*The exercise*: All of the lines below are to be transcribed faithfully, with pictures excluded from the copy.

*Listed records*:
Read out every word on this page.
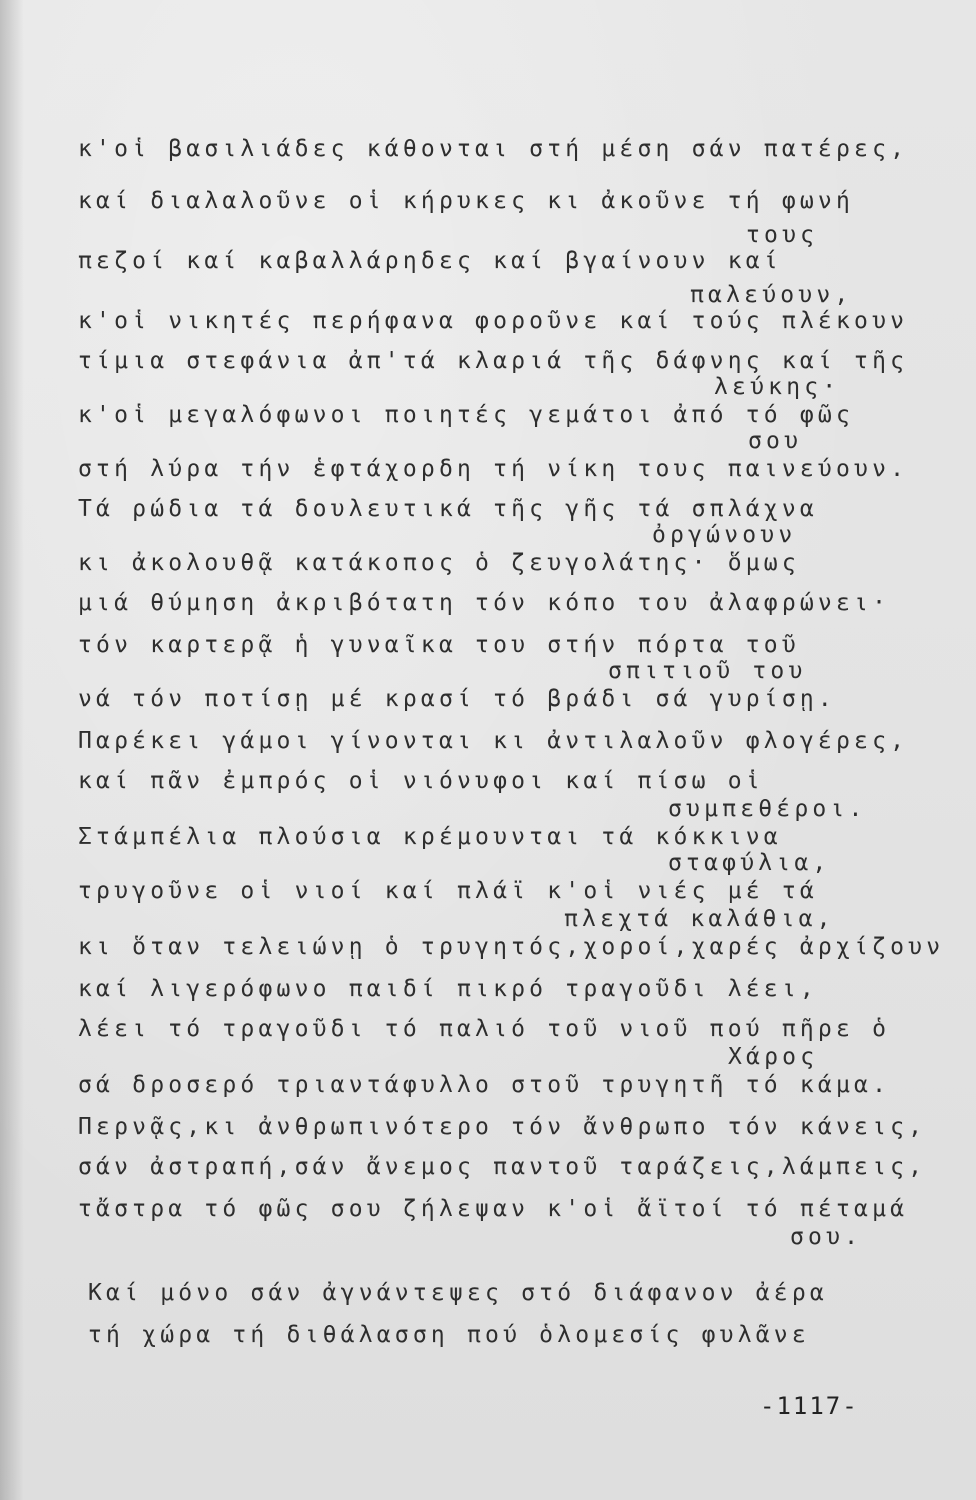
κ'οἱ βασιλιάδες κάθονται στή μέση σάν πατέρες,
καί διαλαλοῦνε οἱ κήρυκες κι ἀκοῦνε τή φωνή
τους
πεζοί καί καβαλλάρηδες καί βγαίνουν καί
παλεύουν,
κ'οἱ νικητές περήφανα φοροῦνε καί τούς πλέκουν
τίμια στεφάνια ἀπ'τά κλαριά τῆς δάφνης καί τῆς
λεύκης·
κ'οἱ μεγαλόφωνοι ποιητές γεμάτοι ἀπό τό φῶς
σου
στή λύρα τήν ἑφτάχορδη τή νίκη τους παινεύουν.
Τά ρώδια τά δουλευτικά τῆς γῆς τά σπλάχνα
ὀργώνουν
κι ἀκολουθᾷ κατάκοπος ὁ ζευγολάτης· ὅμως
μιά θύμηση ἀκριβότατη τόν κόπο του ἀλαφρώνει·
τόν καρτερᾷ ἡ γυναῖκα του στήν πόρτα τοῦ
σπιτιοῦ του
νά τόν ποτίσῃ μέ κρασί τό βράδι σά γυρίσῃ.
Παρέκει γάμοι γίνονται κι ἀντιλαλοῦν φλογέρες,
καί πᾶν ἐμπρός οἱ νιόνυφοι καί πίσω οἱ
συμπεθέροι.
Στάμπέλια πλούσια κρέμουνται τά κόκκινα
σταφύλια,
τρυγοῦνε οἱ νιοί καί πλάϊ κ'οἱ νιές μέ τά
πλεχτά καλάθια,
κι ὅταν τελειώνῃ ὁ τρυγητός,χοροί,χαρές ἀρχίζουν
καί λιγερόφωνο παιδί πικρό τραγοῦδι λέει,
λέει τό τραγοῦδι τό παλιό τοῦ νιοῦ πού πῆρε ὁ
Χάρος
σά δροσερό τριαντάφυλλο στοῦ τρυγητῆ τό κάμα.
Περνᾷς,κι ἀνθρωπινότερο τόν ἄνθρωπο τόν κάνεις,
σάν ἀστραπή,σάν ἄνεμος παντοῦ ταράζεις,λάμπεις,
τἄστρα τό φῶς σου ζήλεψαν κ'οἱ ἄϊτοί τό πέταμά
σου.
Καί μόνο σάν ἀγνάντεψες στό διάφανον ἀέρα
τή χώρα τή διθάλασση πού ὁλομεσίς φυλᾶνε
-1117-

*Exercise output*:
Read out every word on this page.
κ'οἱ βασιλιάδες κάθονται στή μέση σάν πατέρες,
καί διαλαλοῦνε οἱ κήρυκες κι ἀκοῦνε τή φωνή
τους
πεζοί καί καβαλλάρηδες καί βγαίνουν καί
παλεύουν,
κ'οἱ νικητές περήφανα φοροῦνε καί τούς πλέκουν
τίμια στεφάνια ἀπ'τά κλαριά τῆς δάφνης καί τῆς
λεύκης·
κ'οἱ μεγαλόφωνοι ποιητές γεμάτοι ἀπό τό φῶς
σου
στή λύρα τήν ἑφτάχορδη τή νίκη τους παινεύουν.
Τά ρώδια τά δουλευτικά τῆς γῆς τά σπλάχνα
ὀργώνουν
κι ἀκολουθᾷ κατάκοπος ὁ ζευγολάτης· ὅμως
μιά θύμηση ἀκριβότατη τόν κόπο του ἀλαφρώνει·
τόν καρτερᾷ ἡ γυναῖκα του στήν πόρτα τοῦ
σπιτιοῦ του
νά τόν ποτίσῃ μέ κρασί τό βράδι σά γυρίσῃ.
Παρέκει γάμοι γίνονται κι ἀντιλαλοῦν φλογέρες,
καί πᾶν ἐμπρός οἱ νιόνυφοι καί πίσω οἱ
συμπεθέροι.
Στάμπέλια πλούσια κρέμουνται τά κόκκινα
σταφύλια,
τρυγοῦνε οἱ νιοί καί πλάϊ κ'οἱ νιές μέ τά
πλεχτά καλάθια,
κι ὅταν τελειώνῃ ὁ τρυγητός,χοροί,χαρές ἀρχίζουν
καί λιγερόφωνο παιδί πικρό τραγοῦδι λέει,
λέει τό τραγοῦδι τό παλιό τοῦ νιοῦ πού πῆρε ὁ
Χάρος
σά δροσερό τριαντάφυλλο στοῦ τρυγητῆ τό κάμα.
Περνᾷς,κι ἀνθρωπινότερο τόν ἄνθρωπο τόν κάνεις,
σάν ἀστραπή,σάν ἄνεμος παντοῦ ταράζεις,λάμπεις,
τἄστρα τό φῶς σου ζήλεψαν κ'οἱ ἄϊτοί τό πέταμά
σου.
Καί μόνο σάν ἀγνάντεψες στό διάφανον ἀέρα
τή χώρα τή διθάλασση πού ὁλομεσίς φυλᾶνε
-1117-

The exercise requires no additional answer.